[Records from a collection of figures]
--- --- ---

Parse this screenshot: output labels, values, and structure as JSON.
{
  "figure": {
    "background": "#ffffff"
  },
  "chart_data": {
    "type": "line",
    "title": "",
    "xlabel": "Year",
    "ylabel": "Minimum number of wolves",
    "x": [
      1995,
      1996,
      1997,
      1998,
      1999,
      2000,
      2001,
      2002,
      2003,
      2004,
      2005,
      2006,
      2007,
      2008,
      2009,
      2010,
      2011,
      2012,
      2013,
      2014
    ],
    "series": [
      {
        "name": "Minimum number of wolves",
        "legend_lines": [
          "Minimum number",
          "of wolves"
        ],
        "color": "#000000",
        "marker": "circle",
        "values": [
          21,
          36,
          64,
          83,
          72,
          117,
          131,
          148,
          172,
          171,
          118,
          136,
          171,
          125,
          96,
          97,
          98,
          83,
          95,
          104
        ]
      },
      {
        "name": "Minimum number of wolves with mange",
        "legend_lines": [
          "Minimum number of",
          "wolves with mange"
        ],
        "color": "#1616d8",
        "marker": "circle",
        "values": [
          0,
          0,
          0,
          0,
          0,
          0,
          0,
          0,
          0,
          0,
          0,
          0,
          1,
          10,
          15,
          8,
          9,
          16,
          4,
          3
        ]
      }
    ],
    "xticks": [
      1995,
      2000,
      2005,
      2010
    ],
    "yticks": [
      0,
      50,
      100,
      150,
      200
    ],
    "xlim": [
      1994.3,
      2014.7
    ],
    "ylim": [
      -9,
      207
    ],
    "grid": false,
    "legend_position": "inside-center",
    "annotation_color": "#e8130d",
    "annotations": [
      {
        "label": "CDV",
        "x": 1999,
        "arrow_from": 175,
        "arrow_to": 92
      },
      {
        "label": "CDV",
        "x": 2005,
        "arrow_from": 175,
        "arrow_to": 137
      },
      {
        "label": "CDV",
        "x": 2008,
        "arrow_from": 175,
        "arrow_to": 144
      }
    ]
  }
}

--- --- ---

» **WHAT THE TASK ASKS**
Print out all the entries precisely as written.

» **THE RESPONSE**
Parse this screenshot: output labels, values, and structure as JSON.
{
  "figure": {
    "background": "#ffffff"
  },
  "chart_data": {
    "type": "line",
    "title": "",
    "xlabel": "Year",
    "ylabel": "Minimum number of wolves",
    "x": [
      1995,
      1996,
      1997,
      1998,
      1999,
      2000,
      2001,
      2002,
      2003,
      2004,
      2005,
      2006,
      2007,
      2008,
      2009,
      2010,
      2011,
      2012,
      2013,
      2014
    ],
    "series": [
      {
        "name": "Minimum number of wolves",
        "legend_lines": [
          "Minimum number",
          "of wolves"
        ],
        "color": "#000000",
        "marker": "circle",
        "values": [
          21,
          36,
          64,
          83,
          72,
          117,
          131,
          148,
          172,
          171,
          118,
          136,
          171,
          125,
          96,
          97,
          98,
          83,
          95,
          104
        ]
      },
      {
        "name": "Minimum number of wolves with mange",
        "legend_lines": [
          "Minimum number of",
          "wolves with mange"
        ],
        "color": "#1616d8",
        "marker": "circle",
        "values": [
          0,
          0,
          0,
          0,
          0,
          0,
          0,
          0,
          0,
          0,
          0,
          0,
          1,
          10,
          15,
          8,
          9,
          16,
          4,
          3
        ]
      }
    ],
    "xticks": [
      1995,
      2000,
      2005,
      2010
    ],
    "yticks": [
      0,
      50,
      100,
      150,
      200
    ],
    "xlim": [
      1994.3,
      2014.7
    ],
    "ylim": [
      -9,
      207
    ],
    "grid": false,
    "legend_position": "inside-center",
    "annotation_color": "#e8130d",
    "annotations": [
      {
        "label": "CDV",
        "x": 1999,
        "arrow_from": 175,
        "arrow_to": 92
      },
      {
        "label": "CDV",
        "x": 2005,
        "arrow_from": 175,
        "arrow_to": 137
      },
      {
        "label": "CDV",
        "x": 2008,
        "arrow_from": 175,
        "arrow_to": 144
      }
    ]
  }
}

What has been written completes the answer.